» SHORT PROBLEM
Take every line from the material that has the word "objetivos" in it.

» MATERIAL SUPPLIED
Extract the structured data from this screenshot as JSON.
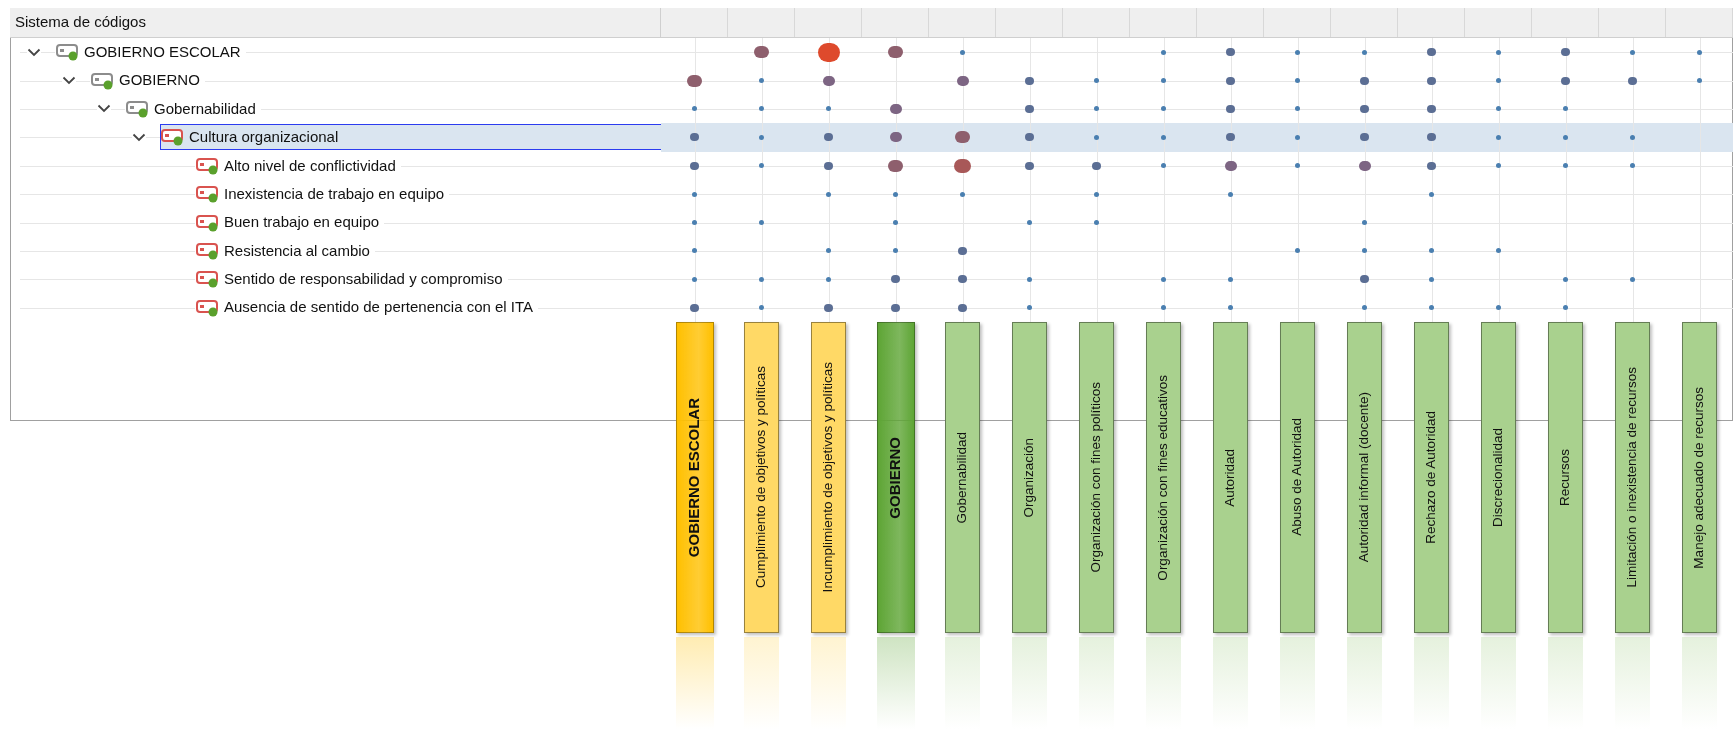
{
  "header": {
    "title": "Sistema de códigos"
  },
  "tree": [
    {
      "label": "GOBIERNO ESCOLAR",
      "color": "#8c8c8c",
      "expanded": true,
      "selected": false,
      "cells": [
        {
          "kind": "none"
        },
        {
          "kind": "l"
        },
        {
          "kind": "xl"
        },
        {
          "kind": "l"
        },
        {
          "kind": "xs"
        },
        {
          "kind": "none"
        },
        {
          "kind": "none"
        },
        {
          "kind": "xs"
        },
        {
          "kind": "s"
        },
        {
          "kind": "xs"
        },
        {
          "kind": "xs"
        },
        {
          "kind": "s"
        },
        {
          "kind": "xs"
        },
        {
          "kind": "s"
        },
        {
          "kind": "xs"
        },
        {
          "kind": "xs"
        }
      ],
      "children": [
        {
          "label": "GOBIERNO",
          "color": "#8c8c8c",
          "expanded": true,
          "selected": false,
          "cells": [
            {
              "kind": "l"
            },
            {
              "kind": "xs"
            },
            {
              "kind": "m"
            },
            {
              "kind": "none"
            },
            {
              "kind": "m"
            },
            {
              "kind": "s"
            },
            {
              "kind": "xs"
            },
            {
              "kind": "xs"
            },
            {
              "kind": "s"
            },
            {
              "kind": "xs"
            },
            {
              "kind": "s"
            },
            {
              "kind": "s"
            },
            {
              "kind": "xs"
            },
            {
              "kind": "s"
            },
            {
              "kind": "s"
            },
            {
              "kind": "xs"
            }
          ],
          "children": [
            {
              "label": "Gobernabilidad",
              "color": "#8c8c8c",
              "expanded": true,
              "selected": false,
              "cells": [
                {
                  "kind": "xs"
                },
                {
                  "kind": "xs"
                },
                {
                  "kind": "xs"
                },
                {
                  "kind": "m"
                },
                {
                  "kind": "none"
                },
                {
                  "kind": "s"
                },
                {
                  "kind": "xs"
                },
                {
                  "kind": "xs"
                },
                {
                  "kind": "s"
                },
                {
                  "kind": "xs"
                },
                {
                  "kind": "s"
                },
                {
                  "kind": "s"
                },
                {
                  "kind": "xs"
                },
                {
                  "kind": "xs"
                },
                {
                  "kind": "none"
                },
                {
                  "kind": "none"
                }
              ],
              "children": [
                {
                  "label": "Cultura organizacional",
                  "color": "#d9534f",
                  "expanded": true,
                  "selected": true,
                  "cells": [
                    {
                      "kind": "s"
                    },
                    {
                      "kind": "xs"
                    },
                    {
                      "kind": "s"
                    },
                    {
                      "kind": "m"
                    },
                    {
                      "kind": "l"
                    },
                    {
                      "kind": "s"
                    },
                    {
                      "kind": "xs"
                    },
                    {
                      "kind": "xs"
                    },
                    {
                      "kind": "s"
                    },
                    {
                      "kind": "xs"
                    },
                    {
                      "kind": "s"
                    },
                    {
                      "kind": "s"
                    },
                    {
                      "kind": "xs"
                    },
                    {
                      "kind": "xs"
                    },
                    {
                      "kind": "xs"
                    },
                    {
                      "kind": "none"
                    }
                  ],
                  "children": [
                    {
                      "label": "Alto nivel de conflictividad",
                      "color": "#d9534f",
                      "selected": false,
                      "cells": [
                        {
                          "kind": "s"
                        },
                        {
                          "kind": "xs"
                        },
                        {
                          "kind": "s"
                        },
                        {
                          "kind": "l"
                        },
                        {
                          "kind": "lr"
                        },
                        {
                          "kind": "s"
                        },
                        {
                          "kind": "s"
                        },
                        {
                          "kind": "xs"
                        },
                        {
                          "kind": "m"
                        },
                        {
                          "kind": "xs"
                        },
                        {
                          "kind": "m"
                        },
                        {
                          "kind": "s"
                        },
                        {
                          "kind": "xs"
                        },
                        {
                          "kind": "xs"
                        },
                        {
                          "kind": "xs"
                        },
                        {
                          "kind": "none"
                        }
                      ]
                    },
                    {
                      "label": "Inexistencia de trabajo en equipo",
                      "color": "#d9534f",
                      "selected": false,
                      "cells": [
                        {
                          "kind": "xs"
                        },
                        {
                          "kind": "none"
                        },
                        {
                          "kind": "xs"
                        },
                        {
                          "kind": "xs"
                        },
                        {
                          "kind": "xs"
                        },
                        {
                          "kind": "none"
                        },
                        {
                          "kind": "xs"
                        },
                        {
                          "kind": "none"
                        },
                        {
                          "kind": "xs"
                        },
                        {
                          "kind": "none"
                        },
                        {
                          "kind": "none"
                        },
                        {
                          "kind": "xs"
                        },
                        {
                          "kind": "none"
                        },
                        {
                          "kind": "none"
                        },
                        {
                          "kind": "none"
                        },
                        {
                          "kind": "none"
                        }
                      ]
                    },
                    {
                      "label": "Buen trabajo en equipo",
                      "color": "#d9534f",
                      "selected": false,
                      "cells": [
                        {
                          "kind": "xs"
                        },
                        {
                          "kind": "xs"
                        },
                        {
                          "kind": "none"
                        },
                        {
                          "kind": "xs"
                        },
                        {
                          "kind": "none"
                        },
                        {
                          "kind": "xs"
                        },
                        {
                          "kind": "xs"
                        },
                        {
                          "kind": "none"
                        },
                        {
                          "kind": "none"
                        },
                        {
                          "kind": "none"
                        },
                        {
                          "kind": "xs"
                        },
                        {
                          "kind": "none"
                        },
                        {
                          "kind": "none"
                        },
                        {
                          "kind": "none"
                        },
                        {
                          "kind": "none"
                        },
                        {
                          "kind": "none"
                        }
                      ]
                    },
                    {
                      "label": "Resistencia al cambio",
                      "color": "#d9534f",
                      "selected": false,
                      "cells": [
                        {
                          "kind": "xs"
                        },
                        {
                          "kind": "none"
                        },
                        {
                          "kind": "xs"
                        },
                        {
                          "kind": "xs"
                        },
                        {
                          "kind": "s"
                        },
                        {
                          "kind": "none"
                        },
                        {
                          "kind": "none"
                        },
                        {
                          "kind": "none"
                        },
                        {
                          "kind": "none"
                        },
                        {
                          "kind": "xs"
                        },
                        {
                          "kind": "xs"
                        },
                        {
                          "kind": "xs"
                        },
                        {
                          "kind": "xs"
                        },
                        {
                          "kind": "none"
                        },
                        {
                          "kind": "none"
                        },
                        {
                          "kind": "none"
                        }
                      ]
                    },
                    {
                      "label": "Sentido de responsabilidad y compromiso",
                      "color": "#d9534f",
                      "selected": false,
                      "cells": [
                        {
                          "kind": "xs"
                        },
                        {
                          "kind": "xs"
                        },
                        {
                          "kind": "xs"
                        },
                        {
                          "kind": "s"
                        },
                        {
                          "kind": "s"
                        },
                        {
                          "kind": "xs"
                        },
                        {
                          "kind": "none"
                        },
                        {
                          "kind": "xs"
                        },
                        {
                          "kind": "xs"
                        },
                        {
                          "kind": "none"
                        },
                        {
                          "kind": "s"
                        },
                        {
                          "kind": "xs"
                        },
                        {
                          "kind": "none"
                        },
                        {
                          "kind": "xs"
                        },
                        {
                          "kind": "xs"
                        },
                        {
                          "kind": "none"
                        }
                      ]
                    },
                    {
                      "label": "Ausencia de sentido de pertenencia con el ITA",
                      "color": "#d9534f",
                      "selected": false,
                      "cells": [
                        {
                          "kind": "s"
                        },
                        {
                          "kind": "xs"
                        },
                        {
                          "kind": "s"
                        },
                        {
                          "kind": "s"
                        },
                        {
                          "kind": "s"
                        },
                        {
                          "kind": "xs"
                        },
                        {
                          "kind": "none"
                        },
                        {
                          "kind": "xs"
                        },
                        {
                          "kind": "xs"
                        },
                        {
                          "kind": "none"
                        },
                        {
                          "kind": "xs"
                        },
                        {
                          "kind": "xs"
                        },
                        {
                          "kind": "xs"
                        },
                        {
                          "kind": "xs"
                        },
                        {
                          "kind": "none"
                        },
                        {
                          "kind": "none"
                        }
                      ]
                    }
                  ]
                }
              ]
            }
          ]
        }
      ]
    }
  ],
  "columns": [
    {
      "label": "GOBIERNO ESCOLAR",
      "kind": "parent",
      "color": "#ffc000"
    },
    {
      "label": "Cumplimiento de objetivos y políticas",
      "kind": "child",
      "color": "#ffd966"
    },
    {
      "label": "Incumplimiento de objetivos y políticas",
      "kind": "child",
      "color": "#ffd966"
    },
    {
      "label": "GOBIERNO",
      "kind": "parent",
      "color": "#5ea535"
    },
    {
      "label": "Gobernabilidad",
      "kind": "child",
      "color": "#a9d18e"
    },
    {
      "label": "Organización",
      "kind": "child",
      "color": "#a9d18e"
    },
    {
      "label": "Organización con fines políticos",
      "kind": "child",
      "color": "#a9d18e"
    },
    {
      "label": "Organización con fines educativos",
      "kind": "child",
      "color": "#a9d18e"
    },
    {
      "label": "Autoridad",
      "kind": "child",
      "color": "#a9d18e"
    },
    {
      "label": "Abuso de Autoridad",
      "kind": "child",
      "color": "#a9d18e"
    },
    {
      "label": "Autoridad informal (docente)",
      "kind": "child",
      "color": "#a9d18e"
    },
    {
      "label": "Rechazo de Autoridad",
      "kind": "child",
      "color": "#a9d18e"
    },
    {
      "label": "Discrecionalidad",
      "kind": "child",
      "color": "#a9d18e"
    },
    {
      "label": "Recursos",
      "kind": "child",
      "color": "#a9d18e"
    },
    {
      "label": "Limitación o inexistencia de recursos",
      "kind": "child",
      "color": "#a9d18e"
    },
    {
      "label": "Manejo adecuado de recursos",
      "kind": "child",
      "color": "#a9d18e"
    }
  ]
}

» FULL RESPONSE
      "label": "Cumplimiento de objetivos y políticas",
      "label": "Incumplimiento de objetivos y políticas",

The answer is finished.